» **WORK INSTRUCTIONS**:
Your task is to repeat the entries underneath exactly, minus the pictures.

» **DATA**:
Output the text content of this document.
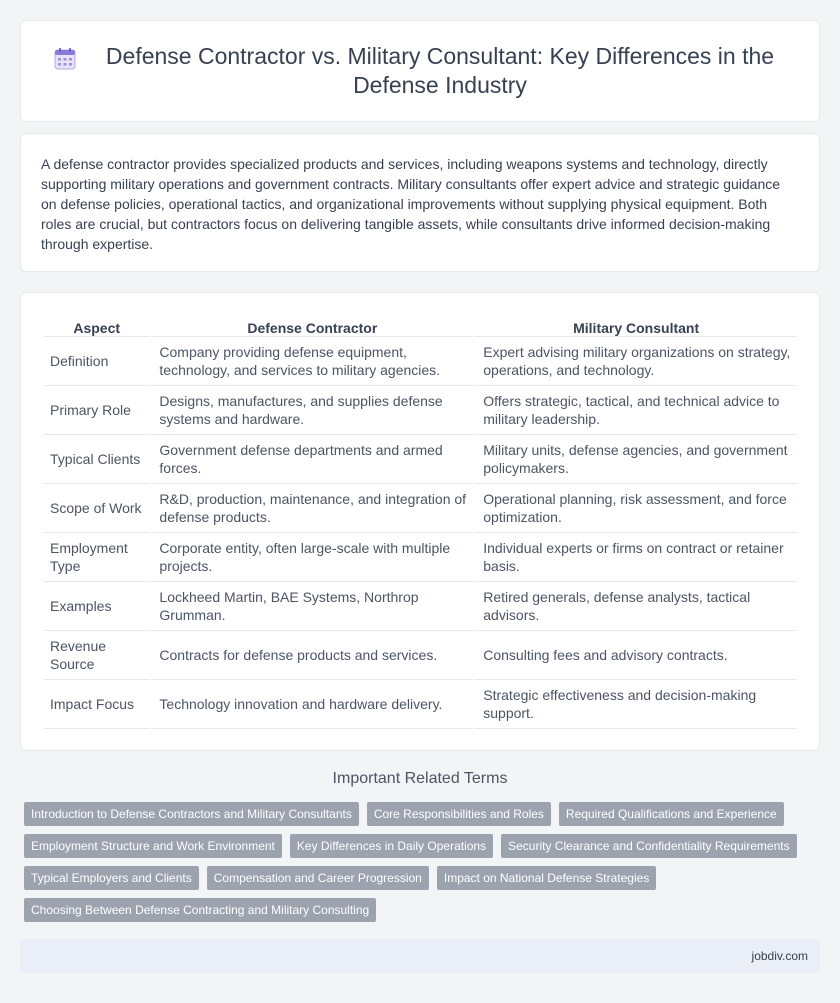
Defense Contractor vs. Military Consultant: Key Differences in the Defense Industry

A defense contractor provides specialized products and services, including weapons systems and technology, directly supporting military operations and government contracts. Military consultants offer expert advice and strategic guidance on defense policies, operational tactics, and organizational improvements without supplying physical equipment. Both roles are crucial, but contractors focus on delivering tangible assets, while consultants drive informed decision-making through expertise.

Aspect	Defense Contractor	Military Consultant
Definition	Company providing defense equipment, technology, and services to military agencies.	Expert advising military organizations on strategy, operations, and technology.
Primary Role	Designs, manufactures, and supplies defense systems and hardware.	Offers strategic, tactical, and technical advice to military leadership.
Typical Clients	Government defense departments and armed forces.	Military units, defense agencies, and government policymakers.
Scope of Work	R&D, production, maintenance, and integration of defense products.	Operational planning, risk assessment, and force optimization.
Employment Type	Corporate entity, often large-scale with multiple projects.	Individual experts or firms on contract or retainer basis.
Examples	Lockheed Martin, BAE Systems, Northrop Grumman.	Retired generals, defense analysts, tactical advisors.
Revenue Source	Contracts for defense products and services.	Consulting fees and advisory contracts.
Impact Focus	Technology innovation and hardware delivery.	Strategic effectiveness and decision-making support.
Important Related Terms
Introduction to Defense Contractors and Military Consultants	Core Responsibilities and Roles	Required Qualifications and Experience
Employment Structure and Work Environment	Key Differences in Daily Operations	Security Clearance and Confidentiality Requirements
Typical Employers and Clients	Compensation and Career Progression	Impact on National Defense Strategies
Choosing Between Defense Contracting and Military Consulting
jobdiv.com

» **CORRECT OUTPUT**:
Output the text content of this document.
Defense Contractor vs. Military Consultant: Key Differences in the Defense Industry

A defense contractor provides specialized products and services, including weapons systems and technology, directly supporting military operations and government contracts. Military consultants offer expert advice and strategic guidance on defense policies, operational tactics, and organizational improvements without supplying physical equipment. Both roles are crucial, but contractors focus on delivering tangible assets, while consultants drive informed decision-making through expertise.

Aspect	Defense Contractor	Military Consultant
Definition	Company providing defense equipment, technology, and services to military agencies.	Expert advising military organizations on strategy, operations, and technology.
Primary Role	Designs, manufactures, and supplies defense systems and hardware.	Offers strategic, tactical, and technical advice to military leadership.
Typical Clients	Government defense departments and armed forces.	Military units, defense agencies, and government policymakers.
Scope of Work	R&D, production, maintenance, and integration of defense products.	Operational planning, risk assessment, and force optimization.
Employment Type	Corporate entity, often large-scale with multiple projects.	Individual experts or firms on contract or retainer basis.
Examples	Lockheed Martin, BAE Systems, Northrop Grumman.	Retired generals, defense analysts, tactical advisors.
Revenue Source	Contracts for defense products and services.	Consulting fees and advisory contracts.
Impact Focus	Technology innovation and hardware delivery.	Strategic effectiveness and decision-making support.
Important Related Terms
Introduction to Defense Contractors and Military Consultants	Core Responsibilities and Roles	Required Qualifications and Experience
Employment Structure and Work Environment	Key Differences in Daily Operations	Security Clearance and Confidentiality Requirements
Typical Employers and Clients	Compensation and Career Progression	Impact on National Defense Strategies
Choosing Between Defense Contracting and Military Consulting
jobdiv.com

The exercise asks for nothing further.